━━━ Records for processing
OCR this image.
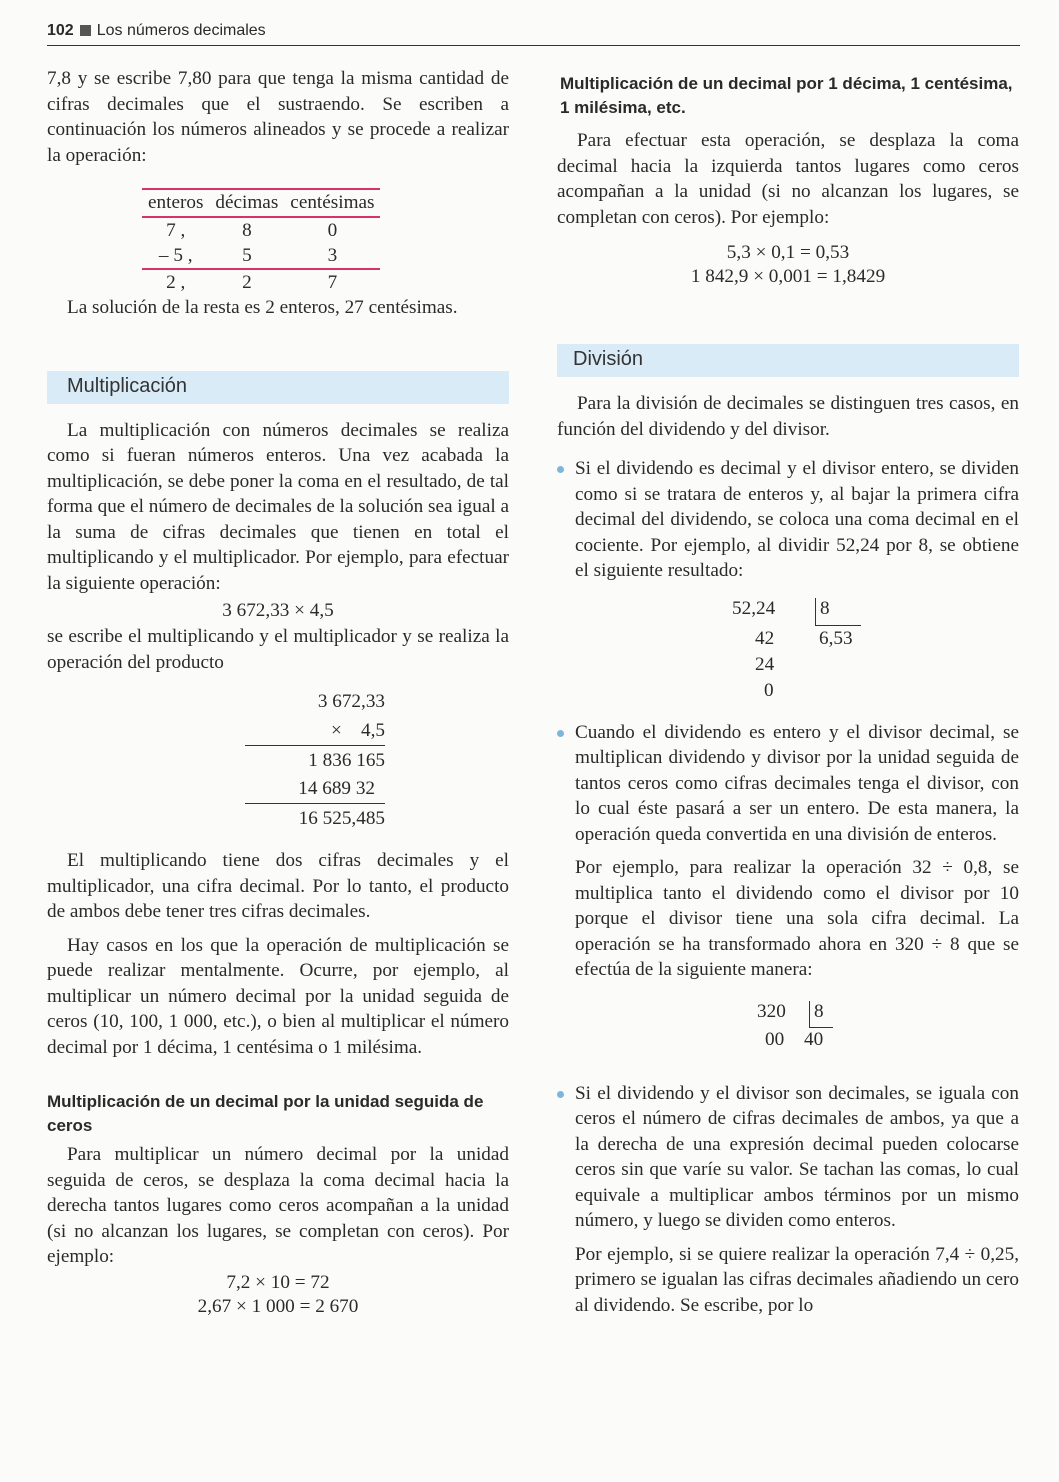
102 Los números decimales

7,8 y se escribe 7,80 para que tenga la misma cantidad de cifras decimales que el sustraendo. Se escriben a continuación los números alineados y se procede a realizar la operación:

enteros	décimas	centésimas
7 ,	8	0
– 5 ,	5	3
2 ,	2	7

La solución de la resta es 2 enteros, 27 centésimas.

Multiplicación

La multiplicación con números decimales se realiza como si fueran números enteros. Una vez acabada la multiplicación, se debe poner la coma en el resultado, de tal forma que el número de decimales de la solución sea igual a la suma de cifras decimales que tienen en total el multiplicando y el multiplicador. Por ejemplo, para efectuar la siguiente operación:

3 672,33 × 4,5

se escribe el multiplicando y el multiplicador y se realiza la operación del producto

3 672,33
×    4,5
1 836 165
14 689 32
16 525,485

El multiplicando tiene dos cifras decimales y el multiplicador, una cifra decimal. Por lo tanto, el producto de ambos debe tener tres cifras decimales.

Hay casos en los que la operación de multiplicación se puede realizar mentalmente. Ocurre, por ejemplo, al multiplicar un número decimal por la unidad seguida de ceros (10, 100, 1 000, etc.), o bien al multiplicar el número decimal por 1 décima, 1 centésima o 1 milésima.

Multiplicación de un decimal por la unidad seguida de ceros

Para multiplicar un número decimal por la unidad seguida de ceros, se desplaza la coma decimal hacia la derecha tantos lugares como ceros acompañan a la unidad (si no alcanzan los lugares, se completan con ceros). Por ejemplo:

7,2 × 10 = 72
2,67 × 1 000 = 2 670
Multiplicación de un decimal por 1 décima, 1 centésima, 1 milésima, etc.

Para efectuar esta operación, se desplaza la coma decimal hacia la izquierda tantos lugares como ceros acompañan a la unidad (si no alcanzan los lugares, se completan con ceros). Por ejemplo:

5,3 × 0,1 = 0,53
1 842,9 × 0,001 = 1,8429
División

Para la división de decimales se distinguen tres casos, en función del dividendo y del divisor.

Si el dividendo es decimal y el divisor entero, se dividen como si se tratara de enteros y, al bajar la primera cifra decimal del dividendo, se coloca una coma decimal en el cociente. Por ejemplo, al dividir 52,24 por 8, se obtiene el siguiente resultado:

52,24 8
42 6,53
24
0

Cuando el dividendo es entero y el divisor decimal, se multiplican dividendo y divisor por la unidad seguida de tantos ceros como cifras decimales tenga el divisor, con lo cual éste pasará a ser un entero. De esta manera, la operación queda convertida en una división de enteros.

Por ejemplo, para realizar la operación 32 ÷ 0,8, se multiplica tanto el dividendo como el divisor por 10 porque el divisor tiene una sola cifra decimal. La operación se ha transformado ahora en 320 ÷ 8 que se efectúa de la siguiente manera:

320 8
00 40

Si el dividendo y el divisor son decimales, se iguala con ceros el número de cifras decimales de ambos, ya que a la derecha de una expresión decimal pueden colocarse ceros sin que varíe su valor. Se tachan las comas, lo cual equivale a multiplicar ambos términos por un mismo número, y luego se dividen como enteros.

Por ejemplo, si se quiere realizar la operación 7,4 ÷ 0,25, primero se igualan las cifras decimales añadiendo un cero al dividendo. Se escribe, por lo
━━━━━━
Each entry should be repeated exactly as it appears; the pictures stay out.

OCR this image.
102 Los números decimales

7,8 y se escribe 7,80 para que tenga la misma cantidad de cifras decimales que el sustraendo. Se escriben a continuación los números alineados y se procede a realizar la operación:

enteros	décimas	centésimas
7 ,	8	0
– 5 ,	5	3
2 ,	2	7

La solución de la resta es 2 enteros, 27 centésimas.

Multiplicación

La multiplicación con números decimales se realiza como si fueran números enteros. Una vez acabada la multiplicación, se debe poner la coma en el resultado, de tal forma que el número de decimales de la solución sea igual a la suma de cifras decimales que tienen en total el multiplicando y el multiplicador. Por ejemplo, para efectuar la siguiente operación:

3 672,33 × 4,5

se escribe el multiplicando y el multiplicador y se realiza la operación del producto

3 672,33
×    4,5
1 836 165
14 689 32
16 525,485

El multiplicando tiene dos cifras decimales y el multiplicador, una cifra decimal. Por lo tanto, el producto de ambos debe tener tres cifras decimales.

Hay casos en los que la operación de multiplicación se puede realizar mentalmente. Ocurre, por ejemplo, al multiplicar un número decimal por la unidad seguida de ceros (10, 100, 1 000, etc.), o bien al multiplicar el número decimal por 1 décima, 1 centésima o 1 milésima.

Multiplicación de un decimal por la unidad seguida de ceros

Para multiplicar un número decimal por la unidad seguida de ceros, se desplaza la coma decimal hacia la derecha tantos lugares como ceros acompañan a la unidad (si no alcanzan los lugares, se completan con ceros). Por ejemplo:

7,2 × 10 = 72
2,67 × 1 000 = 2 670
Multiplicación de un decimal por 1 décima, 1 centésima, 1 milésima, etc.

Para efectuar esta operación, se desplaza la coma decimal hacia la izquierda tantos lugares como ceros acompañan a la unidad (si no alcanzan los lugares, se completan con ceros). Por ejemplo:

5,3 × 0,1 = 0,53
1 842,9 × 0,001 = 1,8429
División

Para la división de decimales se distinguen tres casos, en función del dividendo y del divisor.

Si el dividendo es decimal y el divisor entero, se dividen como si se tratara de enteros y, al bajar la primera cifra decimal del dividendo, se coloca una coma decimal en el cociente. Por ejemplo, al dividir 52,24 por 8, se obtiene el siguiente resultado:

52,24 8
42 6,53
24
0

Cuando el dividendo es entero y el divisor decimal, se multiplican dividendo y divisor por la unidad seguida de tantos ceros como cifras decimales tenga el divisor, con lo cual éste pasará a ser un entero. De esta manera, la operación queda convertida en una división de enteros.

Por ejemplo, para realizar la operación 32 ÷ 0,8, se multiplica tanto el dividendo como el divisor por 10 porque el divisor tiene una sola cifra decimal. La operación se ha transformado ahora en 320 ÷ 8 que se efectúa de la siguiente manera:

320 8
00 40

Si el dividendo y el divisor son decimales, se iguala con ceros el número de cifras decimales de ambos, ya que a la derecha de una expresión decimal pueden colocarse ceros sin que varíe su valor. Se tachan las comas, lo cual equivale a multiplicar ambos términos por un mismo número, y luego se dividen como enteros.

Por ejemplo, si se quiere realizar la operación 7,4 ÷ 0,25, primero se igualan las cifras decimales añadiendo un cero al dividendo. Se escribe, por lo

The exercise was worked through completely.